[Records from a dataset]
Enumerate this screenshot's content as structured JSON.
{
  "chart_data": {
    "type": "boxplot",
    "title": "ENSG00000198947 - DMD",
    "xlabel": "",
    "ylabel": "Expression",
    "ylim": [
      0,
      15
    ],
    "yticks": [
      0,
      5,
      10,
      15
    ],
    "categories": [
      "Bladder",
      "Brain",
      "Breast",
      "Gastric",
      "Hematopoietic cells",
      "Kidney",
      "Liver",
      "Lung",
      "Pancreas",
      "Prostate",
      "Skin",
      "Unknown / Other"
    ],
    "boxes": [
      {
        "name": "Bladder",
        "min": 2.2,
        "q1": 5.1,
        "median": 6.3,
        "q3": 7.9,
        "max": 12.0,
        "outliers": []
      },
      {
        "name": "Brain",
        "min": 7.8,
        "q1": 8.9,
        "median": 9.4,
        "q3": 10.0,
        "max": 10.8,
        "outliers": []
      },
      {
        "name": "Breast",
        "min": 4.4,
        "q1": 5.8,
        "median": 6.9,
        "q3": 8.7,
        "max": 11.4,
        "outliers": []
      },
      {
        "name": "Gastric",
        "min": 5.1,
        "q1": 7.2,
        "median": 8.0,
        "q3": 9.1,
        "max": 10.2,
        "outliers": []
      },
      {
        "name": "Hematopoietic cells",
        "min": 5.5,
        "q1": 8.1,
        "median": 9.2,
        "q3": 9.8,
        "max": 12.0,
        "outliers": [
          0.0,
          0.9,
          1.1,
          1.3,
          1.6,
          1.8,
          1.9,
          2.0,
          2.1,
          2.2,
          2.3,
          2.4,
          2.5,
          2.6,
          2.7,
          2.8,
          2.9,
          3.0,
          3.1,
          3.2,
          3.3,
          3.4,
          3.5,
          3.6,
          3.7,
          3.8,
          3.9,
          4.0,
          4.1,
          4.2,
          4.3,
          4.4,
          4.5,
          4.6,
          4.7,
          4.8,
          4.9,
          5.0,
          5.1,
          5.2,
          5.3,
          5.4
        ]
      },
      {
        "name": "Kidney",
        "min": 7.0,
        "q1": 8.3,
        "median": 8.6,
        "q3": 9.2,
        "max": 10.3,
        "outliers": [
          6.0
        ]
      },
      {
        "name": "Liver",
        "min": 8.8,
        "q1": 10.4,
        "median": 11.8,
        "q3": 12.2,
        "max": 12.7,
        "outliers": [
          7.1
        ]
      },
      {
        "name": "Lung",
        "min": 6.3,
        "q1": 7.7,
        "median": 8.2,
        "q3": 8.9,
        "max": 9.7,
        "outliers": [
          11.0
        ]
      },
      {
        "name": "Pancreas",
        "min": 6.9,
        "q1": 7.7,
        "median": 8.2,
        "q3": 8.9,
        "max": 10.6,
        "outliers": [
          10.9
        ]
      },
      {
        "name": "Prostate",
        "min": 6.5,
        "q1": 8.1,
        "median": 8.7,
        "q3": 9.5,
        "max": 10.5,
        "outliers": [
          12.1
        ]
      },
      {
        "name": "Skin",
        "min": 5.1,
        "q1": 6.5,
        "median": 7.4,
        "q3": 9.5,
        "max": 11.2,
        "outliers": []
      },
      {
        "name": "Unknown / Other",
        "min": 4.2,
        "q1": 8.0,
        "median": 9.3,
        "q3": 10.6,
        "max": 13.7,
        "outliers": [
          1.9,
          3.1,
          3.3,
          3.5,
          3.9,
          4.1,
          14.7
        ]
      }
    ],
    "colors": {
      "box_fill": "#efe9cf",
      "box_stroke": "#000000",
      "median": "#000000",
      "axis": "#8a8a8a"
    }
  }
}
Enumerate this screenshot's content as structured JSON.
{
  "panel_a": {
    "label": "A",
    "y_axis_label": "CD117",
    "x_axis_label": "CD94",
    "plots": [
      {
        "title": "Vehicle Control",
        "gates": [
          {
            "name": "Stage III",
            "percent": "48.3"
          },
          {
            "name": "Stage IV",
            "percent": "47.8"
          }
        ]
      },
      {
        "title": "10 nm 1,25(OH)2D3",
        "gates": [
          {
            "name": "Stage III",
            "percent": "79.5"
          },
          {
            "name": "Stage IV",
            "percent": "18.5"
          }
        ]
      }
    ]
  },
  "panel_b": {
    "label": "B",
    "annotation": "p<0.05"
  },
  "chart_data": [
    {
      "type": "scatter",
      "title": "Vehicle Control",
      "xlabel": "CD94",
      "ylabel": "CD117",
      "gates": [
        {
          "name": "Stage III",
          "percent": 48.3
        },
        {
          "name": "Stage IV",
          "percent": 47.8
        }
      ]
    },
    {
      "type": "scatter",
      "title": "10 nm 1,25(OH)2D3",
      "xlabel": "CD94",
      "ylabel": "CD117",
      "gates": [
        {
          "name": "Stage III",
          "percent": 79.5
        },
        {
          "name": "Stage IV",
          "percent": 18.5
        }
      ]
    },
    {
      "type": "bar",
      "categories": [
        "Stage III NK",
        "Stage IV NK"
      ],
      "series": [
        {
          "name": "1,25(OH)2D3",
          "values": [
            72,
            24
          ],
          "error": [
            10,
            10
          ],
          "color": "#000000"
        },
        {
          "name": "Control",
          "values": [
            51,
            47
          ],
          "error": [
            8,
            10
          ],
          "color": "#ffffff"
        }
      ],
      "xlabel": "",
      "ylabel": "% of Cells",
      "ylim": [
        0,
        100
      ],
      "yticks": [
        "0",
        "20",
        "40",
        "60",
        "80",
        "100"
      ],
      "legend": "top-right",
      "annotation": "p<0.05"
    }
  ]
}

- [What you are asked to do]: In full and word for word, reproduce the data above.

- [Answer to the exercise]:
Enumerate this screenshot's content as structured JSON.
{
  "chart_data": {
    "type": "boxplot",
    "title": "ENSG00000198947 - DMD",
    "xlabel": "",
    "ylabel": "Expression",
    "ylim": [
      0,
      15
    ],
    "yticks": [
      0,
      5,
      10,
      15
    ],
    "categories": [
      "Bladder",
      "Brain",
      "Breast",
      "Gastric",
      "Hematopoietic cells",
      "Kidney",
      "Liver",
      "Lung",
      "Pancreas",
      "Prostate",
      "Skin",
      "Unknown / Other"
    ],
    "boxes": [
      {
        "name": "Bladder",
        "min": 2.2,
        "q1": 5.1,
        "median": 6.3,
        "q3": 7.9,
        "max": 12.0,
        "outliers": []
      },
      {
        "name": "Brain",
        "min": 7.8,
        "q1": 8.9,
        "median": 9.4,
        "q3": 10.0,
        "max": 10.8,
        "outliers": []
      },
      {
        "name": "Breast",
        "min": 4.4,
        "q1": 5.8,
        "median": 6.9,
        "q3": 8.7,
        "max": 11.4,
        "outliers": []
      },
      {
        "name": "Gastric",
        "min": 5.1,
        "q1": 7.2,
        "median": 8.0,
        "q3": 9.1,
        "max": 10.2,
        "outliers": []
      },
      {
        "name": "Hematopoietic cells",
        "min": 5.5,
        "q1": 8.1,
        "median": 9.2,
        "q3": 9.8,
        "max": 12.0,
        "outliers": [
          0.0,
          0.9,
          1.1,
          1.3,
          1.6,
          1.8,
          1.9,
          2.0,
          2.1,
          2.2,
          2.3,
          2.4,
          2.5,
          2.6,
          2.7,
          2.8,
          2.9,
          3.0,
          3.1,
          3.2,
          3.3,
          3.4,
          3.5,
          3.6,
          3.7,
          3.8,
          3.9,
          4.0,
          4.1,
          4.2,
          4.3,
          4.4,
          4.5,
          4.6,
          4.7,
          4.8,
          4.9,
          5.0,
          5.1,
          5.2,
          5.3,
          5.4
        ]
      },
      {
        "name": "Kidney",
        "min": 7.0,
        "q1": 8.3,
        "median": 8.6,
        "q3": 9.2,
        "max": 10.3,
        "outliers": [
          6.0
        ]
      },
      {
        "name": "Liver",
        "min": 8.8,
        "q1": 10.4,
        "median": 11.8,
        "q3": 12.2,
        "max": 12.7,
        "outliers": [
          7.1
        ]
      },
      {
        "name": "Lung",
        "min": 6.3,
        "q1": 7.7,
        "median": 8.2,
        "q3": 8.9,
        "max": 9.7,
        "outliers": [
          11.0
        ]
      },
      {
        "name": "Pancreas",
        "min": 6.9,
        "q1": 7.7,
        "median": 8.2,
        "q3": 8.9,
        "max": 10.6,
        "outliers": [
          10.9
        ]
      },
      {
        "name": "Prostate",
        "min": 6.5,
        "q1": 8.1,
        "median": 8.7,
        "q3": 9.5,
        "max": 10.5,
        "outliers": [
          12.1
        ]
      },
      {
        "name": "Skin",
        "min": 5.1,
        "q1": 6.5,
        "median": 7.4,
        "q3": 9.5,
        "max": 11.2,
        "outliers": []
      },
      {
        "name": "Unknown / Other",
        "min": 4.2,
        "q1": 8.0,
        "median": 9.3,
        "q3": 10.6,
        "max": 13.7,
        "outliers": [
          1.9,
          3.1,
          3.3,
          3.5,
          3.9,
          4.1,
          14.7
        ]
      }
    ],
    "colors": {
      "box_fill": "#efe9cf",
      "box_stroke": "#000000",
      "median": "#000000",
      "axis": "#8a8a8a"
    }
  }
}
Enumerate this screenshot's content as structured JSON.
{
  "panel_a": {
    "label": "A",
    "y_axis_label": "CD117",
    "x_axis_label": "CD94",
    "plots": [
      {
        "title": "Vehicle Control",
        "gates": [
          {
            "name": "Stage III",
            "percent": "48.3"
          },
          {
            "name": "Stage IV",
            "percent": "47.8"
          }
        ]
      },
      {
        "title": "10 nm 1,25(OH)2D3",
        "gates": [
          {
            "name": "Stage III",
            "percent": "79.5"
          },
          {
            "name": "Stage IV",
            "percent": "18.5"
          }
        ]
      }
    ]
  },
  "panel_b": {
    "label": "B",
    "annotation": "p<0.05"
  },
  "chart_data": [
    {
      "type": "scatter",
      "title": "Vehicle Control",
      "xlabel": "CD94",
      "ylabel": "CD117",
      "gates": [
        {
          "name": "Stage III",
          "percent": 48.3
        },
        {
          "name": "Stage IV",
          "percent": 47.8
        }
      ]
    },
    {
      "type": "scatter",
      "title": "10 nm 1,25(OH)2D3",
      "xlabel": "CD94",
      "ylabel": "CD117",
      "gates": [
        {
          "name": "Stage III",
          "percent": 79.5
        },
        {
          "name": "Stage IV",
          "percent": 18.5
        }
      ]
    },
    {
      "type": "bar",
      "categories": [
        "Stage III NK",
        "Stage IV NK"
      ],
      "series": [
        {
          "name": "1,25(OH)2D3",
          "values": [
            72,
            24
          ],
          "error": [
            10,
            10
          ],
          "color": "#000000"
        },
        {
          "name": "Control",
          "values": [
            51,
            47
          ],
          "error": [
            8,
            10
          ],
          "color": "#ffffff"
        }
      ],
      "xlabel": "",
      "ylabel": "% of Cells",
      "ylim": [
        0,
        100
      ],
      "yticks": [
        "0",
        "20",
        "40",
        "60",
        "80",
        "100"
      ],
      "legend": "top-right",
      "annotation": "p<0.05"
    }
  ]
}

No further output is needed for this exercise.